Set the listing down again exactly, please, apart from its pictures.

[Extracts from a graphics dataset]

____________

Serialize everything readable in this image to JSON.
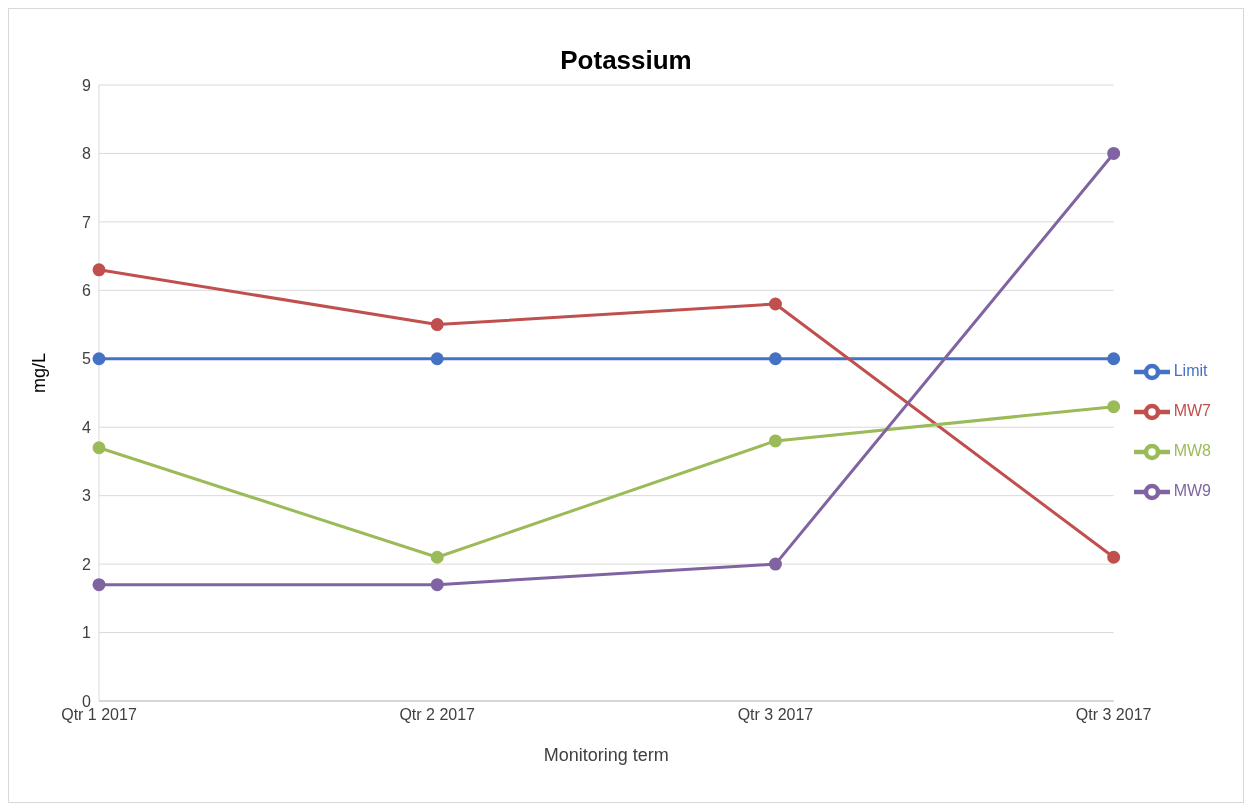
{
  "chart_data": {
    "type": "line",
    "title": "Potassium",
    "xlabel": "Monitoring term",
    "ylabel": "mg/L",
    "categories": [
      "Qtr 1 2017",
      "Qtr 2 2017",
      "Qtr 3 2017",
      "Qtr 3 2017"
    ],
    "series": [
      {
        "name": "Limit",
        "color": "#4472c4",
        "values": [
          5,
          5,
          5,
          5
        ]
      },
      {
        "name": "MW7",
        "color": "#c0504d",
        "values": [
          6.3,
          5.5,
          5.8,
          2.1
        ]
      },
      {
        "name": "MW8",
        "color": "#9bbb59",
        "values": [
          3.7,
          2.1,
          3.8,
          4.3
        ]
      },
      {
        "name": "MW9",
        "color": "#8064a2",
        "values": [
          1.7,
          1.7,
          2.0,
          8.0
        ]
      }
    ],
    "ylim": [
      0,
      9
    ],
    "yticks": [
      0,
      1,
      2,
      3,
      4,
      5,
      6,
      7,
      8,
      9
    ],
    "grid": "y",
    "legend": "right",
    "marker": "circle",
    "line_style": "solid"
  }
}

____________

Final result:
Serialize everything readable in this image to JSON.
{
  "chart_data": {
    "type": "line",
    "title": "Potassium",
    "xlabel": "Monitoring term",
    "ylabel": "mg/L",
    "categories": [
      "Qtr 1 2017",
      "Qtr 2 2017",
      "Qtr 3 2017",
      "Qtr 3 2017"
    ],
    "series": [
      {
        "name": "Limit",
        "color": "#4472c4",
        "values": [
          5,
          5,
          5,
          5
        ]
      },
      {
        "name": "MW7",
        "color": "#c0504d",
        "values": [
          6.3,
          5.5,
          5.8,
          2.1
        ]
      },
      {
        "name": "MW8",
        "color": "#9bbb59",
        "values": [
          3.7,
          2.1,
          3.8,
          4.3
        ]
      },
      {
        "name": "MW9",
        "color": "#8064a2",
        "values": [
          1.7,
          1.7,
          2.0,
          8.0
        ]
      }
    ],
    "ylim": [
      0,
      9
    ],
    "yticks": [
      0,
      1,
      2,
      3,
      4,
      5,
      6,
      7,
      8,
      9
    ],
    "grid": "y",
    "legend": "right",
    "marker": "circle",
    "line_style": "solid"
  }
}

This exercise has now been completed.